**INFORMATION PROVIDED:**
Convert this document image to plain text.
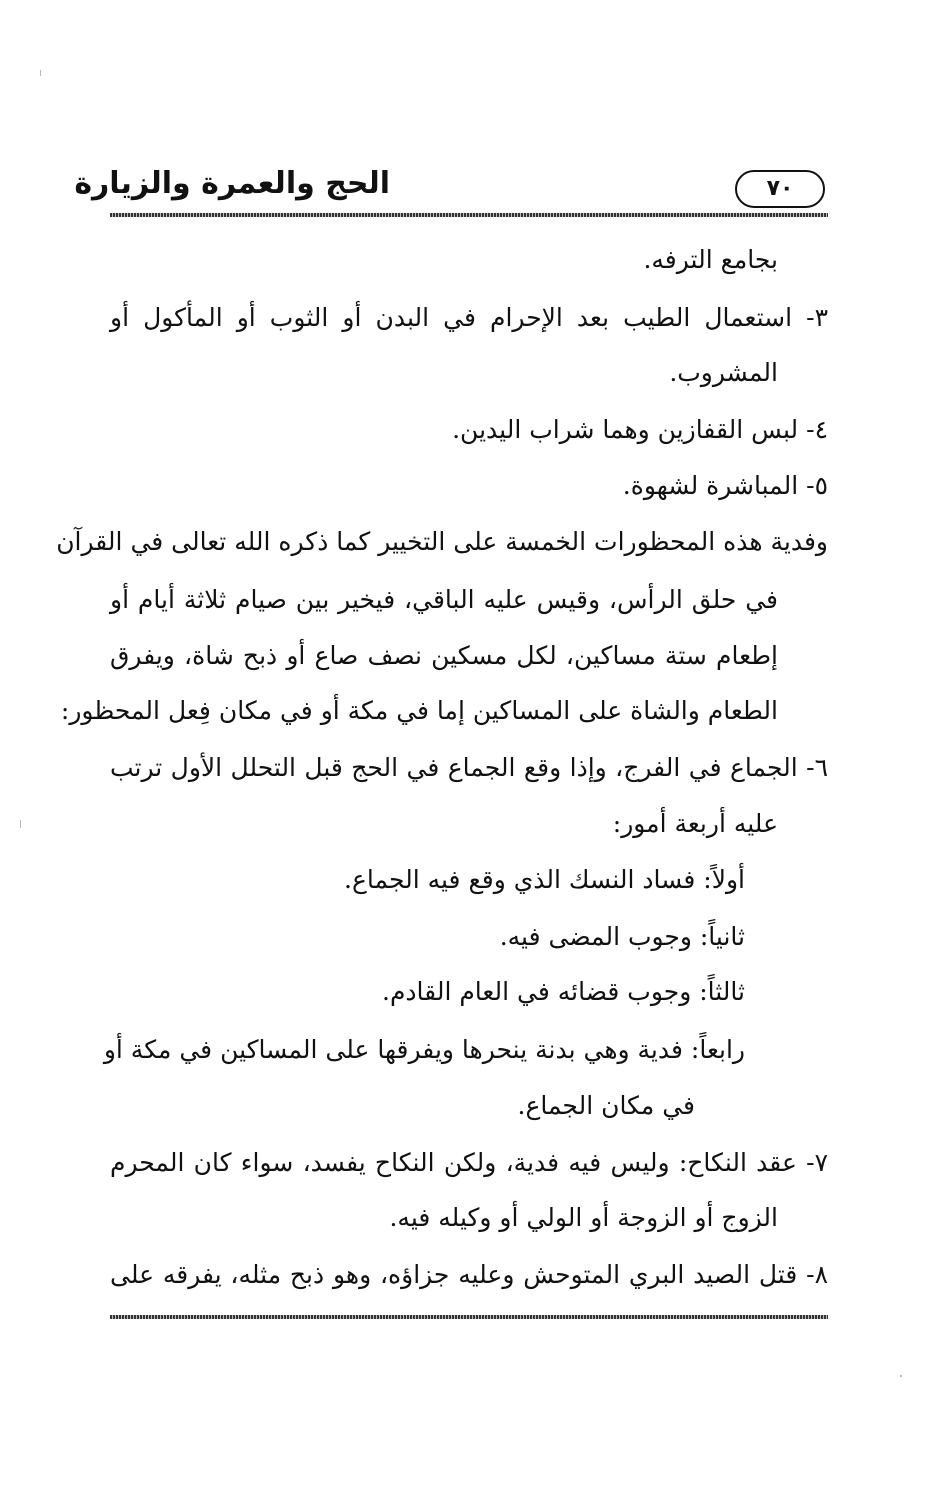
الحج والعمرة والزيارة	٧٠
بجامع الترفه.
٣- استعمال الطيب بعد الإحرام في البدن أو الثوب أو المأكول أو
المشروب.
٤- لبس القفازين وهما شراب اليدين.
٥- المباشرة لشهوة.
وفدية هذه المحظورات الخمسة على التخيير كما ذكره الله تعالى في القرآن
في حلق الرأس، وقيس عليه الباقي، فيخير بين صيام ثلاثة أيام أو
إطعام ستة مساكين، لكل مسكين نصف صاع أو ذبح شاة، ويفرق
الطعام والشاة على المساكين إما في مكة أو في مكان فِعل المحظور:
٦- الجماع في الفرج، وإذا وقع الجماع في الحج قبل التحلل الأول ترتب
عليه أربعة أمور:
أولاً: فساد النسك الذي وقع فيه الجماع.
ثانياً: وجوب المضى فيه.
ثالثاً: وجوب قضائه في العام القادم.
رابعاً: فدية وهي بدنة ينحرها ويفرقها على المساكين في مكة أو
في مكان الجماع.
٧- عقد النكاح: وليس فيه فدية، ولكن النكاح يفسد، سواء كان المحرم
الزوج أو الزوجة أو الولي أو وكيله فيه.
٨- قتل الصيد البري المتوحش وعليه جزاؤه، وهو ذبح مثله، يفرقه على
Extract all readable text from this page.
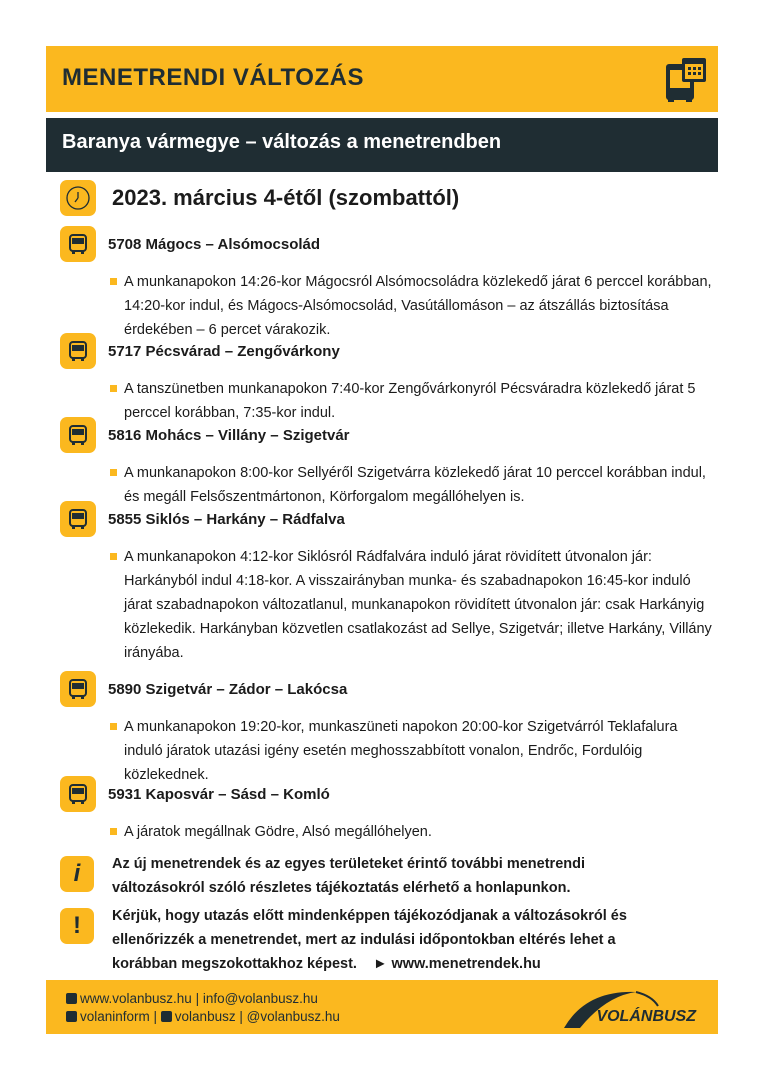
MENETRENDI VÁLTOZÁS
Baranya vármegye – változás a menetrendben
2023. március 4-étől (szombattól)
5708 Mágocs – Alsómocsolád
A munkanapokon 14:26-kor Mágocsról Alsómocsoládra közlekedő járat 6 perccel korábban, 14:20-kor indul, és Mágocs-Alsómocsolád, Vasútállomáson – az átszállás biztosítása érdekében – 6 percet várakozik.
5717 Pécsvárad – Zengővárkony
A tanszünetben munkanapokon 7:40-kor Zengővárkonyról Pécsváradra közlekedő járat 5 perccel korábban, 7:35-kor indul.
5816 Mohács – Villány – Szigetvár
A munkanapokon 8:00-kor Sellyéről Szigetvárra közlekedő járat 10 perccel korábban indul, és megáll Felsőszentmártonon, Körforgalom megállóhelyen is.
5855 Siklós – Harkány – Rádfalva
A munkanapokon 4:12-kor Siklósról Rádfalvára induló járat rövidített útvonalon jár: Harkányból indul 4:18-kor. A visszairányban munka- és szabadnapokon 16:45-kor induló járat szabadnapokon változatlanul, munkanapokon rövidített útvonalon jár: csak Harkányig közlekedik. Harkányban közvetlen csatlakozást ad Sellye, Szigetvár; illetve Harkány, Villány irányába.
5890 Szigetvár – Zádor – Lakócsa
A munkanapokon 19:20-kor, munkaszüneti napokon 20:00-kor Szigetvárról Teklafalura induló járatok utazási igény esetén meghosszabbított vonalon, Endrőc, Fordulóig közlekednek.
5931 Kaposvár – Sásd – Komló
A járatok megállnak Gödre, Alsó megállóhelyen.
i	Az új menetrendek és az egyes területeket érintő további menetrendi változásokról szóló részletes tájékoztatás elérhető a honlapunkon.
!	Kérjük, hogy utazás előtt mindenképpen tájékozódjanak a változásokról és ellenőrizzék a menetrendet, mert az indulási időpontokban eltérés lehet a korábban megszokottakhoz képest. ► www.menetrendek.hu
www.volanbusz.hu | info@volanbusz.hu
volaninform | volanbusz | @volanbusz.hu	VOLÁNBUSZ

**STATED EXERCISE:** Each entry gets copied exactly; the pictures stay out.

**FINAL ANSWER:**
Convert this document image to plain text.
الحج والعمرة والزيارة	٧٠
بجامع الترفه.
٣- استعمال الطيب بعد الإحرام في البدن أو الثوب أو المأكول أو
المشروب.
٤- لبس القفازين وهما شراب اليدين.
٥- المباشرة لشهوة.
وفدية هذه المحظورات الخمسة على التخيير كما ذكره الله تعالى في القرآن
في حلق الرأس، وقيس عليه الباقي، فيخير بين صيام ثلاثة أيام أو
إطعام ستة مساكين، لكل مسكين نصف صاع أو ذبح شاة، ويفرق
الطعام والشاة على المساكين إما في مكة أو في مكان فِعل المحظور:
٦- الجماع في الفرج، وإذا وقع الجماع في الحج قبل التحلل الأول ترتب
عليه أربعة أمور:
أولاً: فساد النسك الذي وقع فيه الجماع.
ثانياً: وجوب المضى فيه.
ثالثاً: وجوب قضائه في العام القادم.
رابعاً: فدية وهي بدنة ينحرها ويفرقها على المساكين في مكة أو
في مكان الجماع.
٧- عقد النكاح: وليس فيه فدية، ولكن النكاح يفسد، سواء كان المحرم
الزوج أو الزوجة أو الولي أو وكيله فيه.
٨- قتل الصيد البري المتوحش وعليه جزاؤه، وهو ذبح مثله، يفرقه على
Extract all readable text from this page.
MENETRENDI VÁLTOZÁS
Baranya vármegye – változás a menetrendben
2023. március 4-étől (szombattól)
5708 Mágocs – Alsómocsolád
A munkanapokon 14:26-kor Mágocsról Alsómocsoládra közlekedő járat 6 perccel korábban, 14:20-kor indul, és Mágocs-Alsómocsolád, Vasútállomáson – az átszállás biztosítása érdekében – 6 percet várakozik.
5717 Pécsvárad – Zengővárkony
A tanszünetben munkanapokon 7:40-kor Zengővárkonyról Pécsváradra közlekedő járat 5 perccel korábban, 7:35-kor indul.
5816 Mohács – Villány – Szigetvár
A munkanapokon 8:00-kor Sellyéről Szigetvárra közlekedő járat 10 perccel korábban indul, és megáll Felsőszentmártonon, Körforgalom megállóhelyen is.
5855 Siklós – Harkány – Rádfalva
A munkanapokon 4:12-kor Siklósról Rádfalvára induló járat rövidített útvonalon jár: Harkányból indul 4:18-kor. A visszairányban munka- és szabadnapokon 16:45-kor induló járat szabadnapokon változatlanul, munkanapokon rövidített útvonalon jár: csak Harkányig közlekedik. Harkányban közvetlen csatlakozást ad Sellye, Szigetvár; illetve Harkány, Villány irányába.
5890 Szigetvár – Zádor – Lakócsa
A munkanapokon 19:20-kor, munkaszüneti napokon 20:00-kor Szigetvárról Teklafalura induló járatok utazási igény esetén meghosszabbított vonalon, Endrőc, Fordulóig közlekednek.
5931 Kaposvár – Sásd – Komló
A járatok megállnak Gödre, Alsó megállóhelyen.
i	Az új menetrendek és az egyes területeket érintő további menetrendi változásokról szóló részletes tájékoztatás elérhető a honlapunkon.
!	Kérjük, hogy utazás előtt mindenképpen tájékozódjanak a változásokról és ellenőrizzék a menetrendet, mert az indulási időpontokban eltérés lehet a korábban megszokottakhoz képest. ► www.menetrendek.hu
www.volanbusz.hu | info@volanbusz.hu
volaninform | volanbusz | @volanbusz.hu	VOLÁNBUSZ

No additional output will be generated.